■ Goal of the exercise:
Extract the entries in their exact form.

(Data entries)
□ □ □ □

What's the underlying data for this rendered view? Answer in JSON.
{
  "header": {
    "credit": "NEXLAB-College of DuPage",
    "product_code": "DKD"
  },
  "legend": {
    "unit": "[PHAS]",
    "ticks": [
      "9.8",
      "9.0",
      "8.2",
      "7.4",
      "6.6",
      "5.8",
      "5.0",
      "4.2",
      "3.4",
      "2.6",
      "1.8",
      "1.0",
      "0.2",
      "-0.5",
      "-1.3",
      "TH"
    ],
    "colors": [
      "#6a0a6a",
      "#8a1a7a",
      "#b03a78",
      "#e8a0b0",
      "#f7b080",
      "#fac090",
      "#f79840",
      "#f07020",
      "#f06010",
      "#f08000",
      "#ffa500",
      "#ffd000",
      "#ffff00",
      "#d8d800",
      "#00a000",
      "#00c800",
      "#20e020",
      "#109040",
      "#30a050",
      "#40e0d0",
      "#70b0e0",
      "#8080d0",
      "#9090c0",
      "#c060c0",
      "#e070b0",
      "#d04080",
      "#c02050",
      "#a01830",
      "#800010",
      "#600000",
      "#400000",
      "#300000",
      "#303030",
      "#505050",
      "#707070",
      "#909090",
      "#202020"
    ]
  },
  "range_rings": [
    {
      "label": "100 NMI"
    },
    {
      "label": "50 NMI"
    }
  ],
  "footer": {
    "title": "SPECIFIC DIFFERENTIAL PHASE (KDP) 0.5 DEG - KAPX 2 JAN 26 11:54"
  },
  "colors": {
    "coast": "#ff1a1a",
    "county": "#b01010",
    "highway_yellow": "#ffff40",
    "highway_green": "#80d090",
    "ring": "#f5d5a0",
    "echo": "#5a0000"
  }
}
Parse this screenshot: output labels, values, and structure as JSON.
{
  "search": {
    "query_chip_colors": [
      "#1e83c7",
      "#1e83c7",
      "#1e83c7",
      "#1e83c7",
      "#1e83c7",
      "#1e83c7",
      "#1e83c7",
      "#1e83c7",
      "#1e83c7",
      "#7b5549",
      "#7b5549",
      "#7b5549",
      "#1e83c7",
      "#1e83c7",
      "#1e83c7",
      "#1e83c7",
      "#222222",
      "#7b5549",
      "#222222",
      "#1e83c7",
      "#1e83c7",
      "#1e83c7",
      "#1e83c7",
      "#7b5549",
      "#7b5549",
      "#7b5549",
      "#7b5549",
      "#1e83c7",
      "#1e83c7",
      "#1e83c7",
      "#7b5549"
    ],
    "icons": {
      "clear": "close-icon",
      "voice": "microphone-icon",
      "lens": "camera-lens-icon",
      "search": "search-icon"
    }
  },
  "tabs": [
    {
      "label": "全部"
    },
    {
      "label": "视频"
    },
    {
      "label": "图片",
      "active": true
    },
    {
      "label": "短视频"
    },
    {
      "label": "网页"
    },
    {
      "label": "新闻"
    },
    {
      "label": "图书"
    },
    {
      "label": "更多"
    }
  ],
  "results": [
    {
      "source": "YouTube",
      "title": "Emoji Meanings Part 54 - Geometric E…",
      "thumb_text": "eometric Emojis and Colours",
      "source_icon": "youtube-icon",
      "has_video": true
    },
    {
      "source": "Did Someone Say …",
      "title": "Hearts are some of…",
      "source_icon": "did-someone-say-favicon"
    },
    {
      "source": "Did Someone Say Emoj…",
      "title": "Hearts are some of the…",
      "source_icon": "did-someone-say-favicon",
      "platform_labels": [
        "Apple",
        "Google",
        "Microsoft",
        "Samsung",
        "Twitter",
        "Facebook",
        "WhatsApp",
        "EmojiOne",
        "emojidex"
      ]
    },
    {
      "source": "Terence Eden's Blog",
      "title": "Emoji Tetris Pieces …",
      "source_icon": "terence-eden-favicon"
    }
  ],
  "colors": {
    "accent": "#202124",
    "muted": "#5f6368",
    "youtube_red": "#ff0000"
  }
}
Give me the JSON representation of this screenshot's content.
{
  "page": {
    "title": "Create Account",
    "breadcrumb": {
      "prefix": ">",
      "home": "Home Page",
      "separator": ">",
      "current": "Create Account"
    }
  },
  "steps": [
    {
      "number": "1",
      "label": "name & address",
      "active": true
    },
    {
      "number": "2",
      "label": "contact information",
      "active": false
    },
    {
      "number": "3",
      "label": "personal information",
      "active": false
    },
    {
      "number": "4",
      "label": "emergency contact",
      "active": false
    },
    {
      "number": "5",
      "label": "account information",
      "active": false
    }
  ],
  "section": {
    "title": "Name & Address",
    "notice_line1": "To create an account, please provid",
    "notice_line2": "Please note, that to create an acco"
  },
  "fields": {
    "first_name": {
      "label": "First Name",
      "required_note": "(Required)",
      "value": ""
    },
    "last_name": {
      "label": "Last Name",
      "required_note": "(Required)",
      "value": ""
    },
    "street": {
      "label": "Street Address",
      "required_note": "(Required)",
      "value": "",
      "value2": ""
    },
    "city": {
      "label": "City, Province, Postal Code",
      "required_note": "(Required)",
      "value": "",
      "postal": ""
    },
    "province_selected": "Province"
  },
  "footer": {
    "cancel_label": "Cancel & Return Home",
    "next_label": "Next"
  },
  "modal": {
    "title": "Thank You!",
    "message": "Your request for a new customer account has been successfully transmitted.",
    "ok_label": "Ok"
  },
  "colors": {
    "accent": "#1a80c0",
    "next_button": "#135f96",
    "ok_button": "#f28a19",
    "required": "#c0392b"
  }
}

□ □ □ □

■ Answer for this exercise:
What's the underlying data for this rendered view? Answer in JSON.
{
  "header": {
    "credit": "NEXLAB-College of DuPage",
    "product_code": "DKD"
  },
  "legend": {
    "unit": "[PHAS]",
    "ticks": [
      "9.8",
      "9.0",
      "8.2",
      "7.4",
      "6.6",
      "5.8",
      "5.0",
      "4.2",
      "3.4",
      "2.6",
      "1.8",
      "1.0",
      "0.2",
      "-0.5",
      "-1.3",
      "TH"
    ],
    "colors": [
      "#6a0a6a",
      "#8a1a7a",
      "#b03a78",
      "#e8a0b0",
      "#f7b080",
      "#fac090",
      "#f79840",
      "#f07020",
      "#f06010",
      "#f08000",
      "#ffa500",
      "#ffd000",
      "#ffff00",
      "#d8d800",
      "#00a000",
      "#00c800",
      "#20e020",
      "#109040",
      "#30a050",
      "#40e0d0",
      "#70b0e0",
      "#8080d0",
      "#9090c0",
      "#c060c0",
      "#e070b0",
      "#d04080",
      "#c02050",
      "#a01830",
      "#800010",
      "#600000",
      "#400000",
      "#300000",
      "#303030",
      "#505050",
      "#707070",
      "#909090",
      "#202020"
    ]
  },
  "range_rings": [
    {
      "label": "100 NMI"
    },
    {
      "label": "50 NMI"
    }
  ],
  "footer": {
    "title": "SPECIFIC DIFFERENTIAL PHASE (KDP) 0.5 DEG - KAPX 2 JAN 26 11:54"
  },
  "colors": {
    "coast": "#ff1a1a",
    "county": "#b01010",
    "highway_yellow": "#ffff40",
    "highway_green": "#80d090",
    "ring": "#f5d5a0",
    "echo": "#5a0000"
  }
}
Parse this screenshot: output labels, values, and structure as JSON.
{
  "search": {
    "query_chip_colors": [
      "#1e83c7",
      "#1e83c7",
      "#1e83c7",
      "#1e83c7",
      "#1e83c7",
      "#1e83c7",
      "#1e83c7",
      "#1e83c7",
      "#1e83c7",
      "#7b5549",
      "#7b5549",
      "#7b5549",
      "#1e83c7",
      "#1e83c7",
      "#1e83c7",
      "#1e83c7",
      "#222222",
      "#7b5549",
      "#222222",
      "#1e83c7",
      "#1e83c7",
      "#1e83c7",
      "#1e83c7",
      "#7b5549",
      "#7b5549",
      "#7b5549",
      "#7b5549",
      "#1e83c7",
      "#1e83c7",
      "#1e83c7",
      "#7b5549"
    ],
    "icons": {
      "clear": "close-icon",
      "voice": "microphone-icon",
      "lens": "camera-lens-icon",
      "search": "search-icon"
    }
  },
  "tabs": [
    {
      "label": "全部"
    },
    {
      "label": "视频"
    },
    {
      "label": "图片",
      "active": true
    },
    {
      "label": "短视频"
    },
    {
      "label": "网页"
    },
    {
      "label": "新闻"
    },
    {
      "label": "图书"
    },
    {
      "label": "更多"
    }
  ],
  "results": [
    {
      "source": "YouTube",
      "title": "Emoji Meanings Part 54 - Geometric E…",
      "thumb_text": "eometric Emojis and Colours",
      "source_icon": "youtube-icon",
      "has_video": true
    },
    {
      "source": "Did Someone Say …",
      "title": "Hearts are some of…",
      "source_icon": "did-someone-say-favicon"
    },
    {
      "source": "Did Someone Say Emoj…",
      "title": "Hearts are some of the…",
      "source_icon": "did-someone-say-favicon",
      "platform_labels": [
        "Apple",
        "Google",
        "Microsoft",
        "Samsung",
        "Twitter",
        "Facebook",
        "WhatsApp",
        "EmojiOne",
        "emojidex"
      ]
    },
    {
      "source": "Terence Eden's Blog",
      "title": "Emoji Tetris Pieces …",
      "source_icon": "terence-eden-favicon"
    }
  ],
  "colors": {
    "accent": "#202124",
    "muted": "#5f6368",
    "youtube_red": "#ff0000"
  }
}
Give me the JSON representation of this screenshot's content.
{
  "page": {
    "title": "Create Account",
    "breadcrumb": {
      "prefix": ">",
      "home": "Home Page",
      "separator": ">",
      "current": "Create Account"
    }
  },
  "steps": [
    {
      "number": "1",
      "label": "name & address",
      "active": true
    },
    {
      "number": "2",
      "label": "contact information",
      "active": false
    },
    {
      "number": "3",
      "label": "personal information",
      "active": false
    },
    {
      "number": "4",
      "label": "emergency contact",
      "active": false
    },
    {
      "number": "5",
      "label": "account information",
      "active": false
    }
  ],
  "section": {
    "title": "Name & Address",
    "notice_line1": "To create an account, please provid",
    "notice_line2": "Please note, that to create an acco"
  },
  "fields": {
    "first_name": {
      "label": "First Name",
      "required_note": "(Required)",
      "value": ""
    },
    "last_name": {
      "label": "Last Name",
      "required_note": "(Required)",
      "value": ""
    },
    "street": {
      "label": "Street Address",
      "required_note": "(Required)",
      "value": "",
      "value2": ""
    },
    "city": {
      "label": "City, Province, Postal Code",
      "required_note": "(Required)",
      "value": "",
      "postal": ""
    },
    "province_selected": "Province"
  },
  "footer": {
    "cancel_label": "Cancel & Return Home",
    "next_label": "Next"
  },
  "modal": {
    "title": "Thank You!",
    "message": "Your request for a new customer account has been successfully transmitted.",
    "ok_label": "Ok"
  },
  "colors": {
    "accent": "#1a80c0",
    "next_button": "#135f96",
    "ok_button": "#f28a19",
    "required": "#c0392b"
  }
}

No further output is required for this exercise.